WHAT THE TASK REQUIRES -> Without including any pictures, write out all the entries exactly.

INFORMATION GIVEN ->
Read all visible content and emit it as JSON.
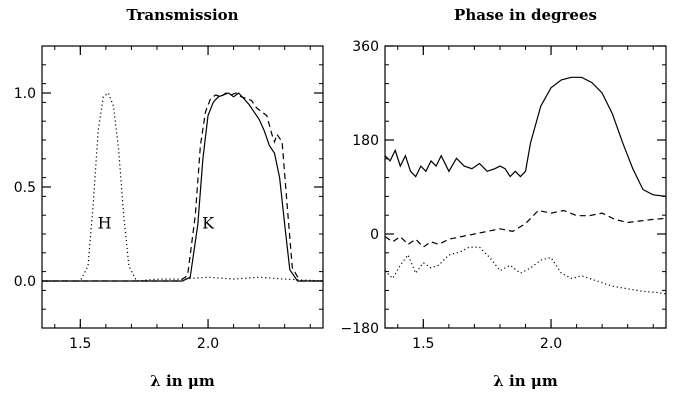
{
  "chart_data": [
    {
      "type": "line",
      "title": "Transmission",
      "xlabel": "λ  in  μm",
      "ylabel": "",
      "xlim": [
        1.35,
        2.45
      ],
      "ylim": [
        -0.25,
        1.25
      ],
      "xticks": [
        1.5,
        2.0
      ],
      "xtick_labels": [
        "1.5",
        "2.0"
      ],
      "yticks": [
        0.0,
        0.5,
        1.0
      ],
      "ytick_labels": [
        "0.0",
        "0.5",
        "1.0"
      ],
      "grid": false,
      "annotations": [
        {
          "text": "H",
          "x": 1.595,
          "y": 0.28
        },
        {
          "text": "K",
          "x": 2.0,
          "y": 0.28
        }
      ],
      "series": [
        {
          "style": "solid",
          "x": [
            1.35,
            1.9,
            1.93,
            1.96,
            1.98,
            2.0,
            2.02,
            2.04,
            2.06,
            2.08,
            2.1,
            2.12,
            2.14,
            2.16,
            2.18,
            2.2,
            2.22,
            2.24,
            2.26,
            2.28,
            2.3,
            2.32,
            2.35,
            2.45
          ],
          "y": [
            0.0,
            0.0,
            0.02,
            0.3,
            0.65,
            0.88,
            0.95,
            0.98,
            0.99,
            1.0,
            0.98,
            1.0,
            0.97,
            0.94,
            0.9,
            0.86,
            0.8,
            0.72,
            0.68,
            0.55,
            0.3,
            0.06,
            0.0,
            0.0
          ]
        },
        {
          "style": "dashed",
          "x": [
            1.35,
            1.89,
            1.92,
            1.95,
            1.97,
            1.99,
            2.01,
            2.03,
            2.05,
            2.07,
            2.09,
            2.11,
            2.13,
            2.15,
            2.17,
            2.19,
            2.21,
            2.23,
            2.25,
            2.26,
            2.27,
            2.29,
            2.31,
            2.33,
            2.36,
            2.45
          ],
          "y": [
            0.0,
            0.0,
            0.03,
            0.35,
            0.72,
            0.9,
            0.97,
            0.99,
            0.98,
            1.0,
            0.99,
            1.0,
            0.98,
            0.97,
            0.96,
            0.92,
            0.9,
            0.88,
            0.78,
            0.74,
            0.78,
            0.74,
            0.4,
            0.07,
            0.0,
            0.0
          ]
        },
        {
          "style": "dotted",
          "x": [
            1.35,
            1.5,
            1.53,
            1.55,
            1.57,
            1.59,
            1.61,
            1.63,
            1.65,
            1.67,
            1.69,
            1.72,
            1.8,
            1.9,
            2.0,
            2.1,
            2.2,
            2.3,
            2.45
          ],
          "y": [
            0.0,
            0.0,
            0.08,
            0.4,
            0.8,
            0.98,
            1.0,
            0.93,
            0.7,
            0.35,
            0.08,
            0.0,
            0.01,
            0.01,
            0.02,
            0.01,
            0.02,
            0.01,
            0.0
          ]
        }
      ]
    },
    {
      "type": "line",
      "title": "Phase in degrees",
      "xlabel": "λ  in  μm",
      "ylabel": "",
      "xlim": [
        1.35,
        2.45
      ],
      "ylim": [
        -180,
        360
      ],
      "xticks": [
        1.5,
        2.0
      ],
      "xtick_labels": [
        "1.5",
        "2.0"
      ],
      "yticks": [
        -180,
        0,
        180,
        360
      ],
      "ytick_labels": [
        "−180",
        "0",
        "180",
        "360"
      ],
      "grid": false,
      "series": [
        {
          "style": "solid",
          "x": [
            1.35,
            1.37,
            1.39,
            1.41,
            1.43,
            1.45,
            1.47,
            1.49,
            1.51,
            1.53,
            1.55,
            1.57,
            1.6,
            1.63,
            1.66,
            1.69,
            1.72,
            1.75,
            1.78,
            1.8,
            1.82,
            1.84,
            1.86,
            1.88,
            1.9,
            1.92,
            1.96,
            2.0,
            2.04,
            2.08,
            2.12,
            2.16,
            2.2,
            2.24,
            2.28,
            2.32,
            2.36,
            2.4,
            2.45
          ],
          "y": [
            150,
            140,
            160,
            130,
            150,
            120,
            110,
            130,
            120,
            140,
            130,
            150,
            120,
            145,
            130,
            125,
            135,
            120,
            125,
            130,
            125,
            110,
            120,
            110,
            120,
            175,
            245,
            280,
            295,
            300,
            300,
            290,
            270,
            230,
            175,
            125,
            85,
            75,
            72
          ]
        },
        {
          "style": "dashed",
          "x": [
            1.35,
            1.38,
            1.41,
            1.44,
            1.47,
            1.5,
            1.53,
            1.56,
            1.6,
            1.65,
            1.7,
            1.75,
            1.8,
            1.85,
            1.9,
            1.95,
            2.0,
            2.05,
            2.1,
            2.15,
            2.2,
            2.25,
            2.3,
            2.35,
            2.4,
            2.45
          ],
          "y": [
            -5,
            -15,
            -5,
            -20,
            -10,
            -25,
            -15,
            -20,
            -10,
            -5,
            0,
            5,
            10,
            5,
            20,
            45,
            40,
            45,
            35,
            35,
            40,
            28,
            22,
            25,
            28,
            30
          ]
        },
        {
          "style": "dotted",
          "x": [
            1.35,
            1.38,
            1.41,
            1.44,
            1.47,
            1.5,
            1.53,
            1.56,
            1.6,
            1.64,
            1.68,
            1.72,
            1.76,
            1.8,
            1.84,
            1.88,
            1.92,
            1.96,
            2.0,
            2.04,
            2.08,
            2.12,
            2.18,
            2.24,
            2.3,
            2.36,
            2.42,
            2.45
          ],
          "y": [
            -70,
            -85,
            -60,
            -40,
            -75,
            -55,
            -65,
            -60,
            -40,
            -35,
            -25,
            -25,
            -45,
            -70,
            -60,
            -75,
            -65,
            -50,
            -45,
            -75,
            -85,
            -80,
            -90,
            -100,
            -105,
            -110,
            -112,
            -115
          ]
        }
      ]
    }
  ]
}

THE COMPLETED TASK ->
Read all visible content and emit it as JSON.
{
  "chart_data": [
    {
      "type": "line",
      "title": "Transmission",
      "xlabel": "λ  in  μm",
      "ylabel": "",
      "xlim": [
        1.35,
        2.45
      ],
      "ylim": [
        -0.25,
        1.25
      ],
      "xticks": [
        1.5,
        2.0
      ],
      "xtick_labels": [
        "1.5",
        "2.0"
      ],
      "yticks": [
        0.0,
        0.5,
        1.0
      ],
      "ytick_labels": [
        "0.0",
        "0.5",
        "1.0"
      ],
      "grid": false,
      "annotations": [
        {
          "text": "H",
          "x": 1.595,
          "y": 0.28
        },
        {
          "text": "K",
          "x": 2.0,
          "y": 0.28
        }
      ],
      "series": [
        {
          "style": "solid",
          "x": [
            1.35,
            1.9,
            1.93,
            1.96,
            1.98,
            2.0,
            2.02,
            2.04,
            2.06,
            2.08,
            2.1,
            2.12,
            2.14,
            2.16,
            2.18,
            2.2,
            2.22,
            2.24,
            2.26,
            2.28,
            2.3,
            2.32,
            2.35,
            2.45
          ],
          "y": [
            0.0,
            0.0,
            0.02,
            0.3,
            0.65,
            0.88,
            0.95,
            0.98,
            0.99,
            1.0,
            0.98,
            1.0,
            0.97,
            0.94,
            0.9,
            0.86,
            0.8,
            0.72,
            0.68,
            0.55,
            0.3,
            0.06,
            0.0,
            0.0
          ]
        },
        {
          "style": "dashed",
          "x": [
            1.35,
            1.89,
            1.92,
            1.95,
            1.97,
            1.99,
            2.01,
            2.03,
            2.05,
            2.07,
            2.09,
            2.11,
            2.13,
            2.15,
            2.17,
            2.19,
            2.21,
            2.23,
            2.25,
            2.26,
            2.27,
            2.29,
            2.31,
            2.33,
            2.36,
            2.45
          ],
          "y": [
            0.0,
            0.0,
            0.03,
            0.35,
            0.72,
            0.9,
            0.97,
            0.99,
            0.98,
            1.0,
            0.99,
            1.0,
            0.98,
            0.97,
            0.96,
            0.92,
            0.9,
            0.88,
            0.78,
            0.74,
            0.78,
            0.74,
            0.4,
            0.07,
            0.0,
            0.0
          ]
        },
        {
          "style": "dotted",
          "x": [
            1.35,
            1.5,
            1.53,
            1.55,
            1.57,
            1.59,
            1.61,
            1.63,
            1.65,
            1.67,
            1.69,
            1.72,
            1.8,
            1.9,
            2.0,
            2.1,
            2.2,
            2.3,
            2.45
          ],
          "y": [
            0.0,
            0.0,
            0.08,
            0.4,
            0.8,
            0.98,
            1.0,
            0.93,
            0.7,
            0.35,
            0.08,
            0.0,
            0.01,
            0.01,
            0.02,
            0.01,
            0.02,
            0.01,
            0.0
          ]
        }
      ]
    },
    {
      "type": "line",
      "title": "Phase in degrees",
      "xlabel": "λ  in  μm",
      "ylabel": "",
      "xlim": [
        1.35,
        2.45
      ],
      "ylim": [
        -180,
        360
      ],
      "xticks": [
        1.5,
        2.0
      ],
      "xtick_labels": [
        "1.5",
        "2.0"
      ],
      "yticks": [
        -180,
        0,
        180,
        360
      ],
      "ytick_labels": [
        "−180",
        "0",
        "180",
        "360"
      ],
      "grid": false,
      "series": [
        {
          "style": "solid",
          "x": [
            1.35,
            1.37,
            1.39,
            1.41,
            1.43,
            1.45,
            1.47,
            1.49,
            1.51,
            1.53,
            1.55,
            1.57,
            1.6,
            1.63,
            1.66,
            1.69,
            1.72,
            1.75,
            1.78,
            1.8,
            1.82,
            1.84,
            1.86,
            1.88,
            1.9,
            1.92,
            1.96,
            2.0,
            2.04,
            2.08,
            2.12,
            2.16,
            2.2,
            2.24,
            2.28,
            2.32,
            2.36,
            2.4,
            2.45
          ],
          "y": [
            150,
            140,
            160,
            130,
            150,
            120,
            110,
            130,
            120,
            140,
            130,
            150,
            120,
            145,
            130,
            125,
            135,
            120,
            125,
            130,
            125,
            110,
            120,
            110,
            120,
            175,
            245,
            280,
            295,
            300,
            300,
            290,
            270,
            230,
            175,
            125,
            85,
            75,
            72
          ]
        },
        {
          "style": "dashed",
          "x": [
            1.35,
            1.38,
            1.41,
            1.44,
            1.47,
            1.5,
            1.53,
            1.56,
            1.6,
            1.65,
            1.7,
            1.75,
            1.8,
            1.85,
            1.9,
            1.95,
            2.0,
            2.05,
            2.1,
            2.15,
            2.2,
            2.25,
            2.3,
            2.35,
            2.4,
            2.45
          ],
          "y": [
            -5,
            -15,
            -5,
            -20,
            -10,
            -25,
            -15,
            -20,
            -10,
            -5,
            0,
            5,
            10,
            5,
            20,
            45,
            40,
            45,
            35,
            35,
            40,
            28,
            22,
            25,
            28,
            30
          ]
        },
        {
          "style": "dotted",
          "x": [
            1.35,
            1.38,
            1.41,
            1.44,
            1.47,
            1.5,
            1.53,
            1.56,
            1.6,
            1.64,
            1.68,
            1.72,
            1.76,
            1.8,
            1.84,
            1.88,
            1.92,
            1.96,
            2.0,
            2.04,
            2.08,
            2.12,
            2.18,
            2.24,
            2.3,
            2.36,
            2.42,
            2.45
          ],
          "y": [
            -70,
            -85,
            -60,
            -40,
            -75,
            -55,
            -65,
            -60,
            -40,
            -35,
            -25,
            -25,
            -45,
            -70,
            -60,
            -75,
            -65,
            -50,
            -45,
            -75,
            -85,
            -80,
            -90,
            -100,
            -105,
            -110,
            -112,
            -115
          ]
        }
      ]
    }
  ]
}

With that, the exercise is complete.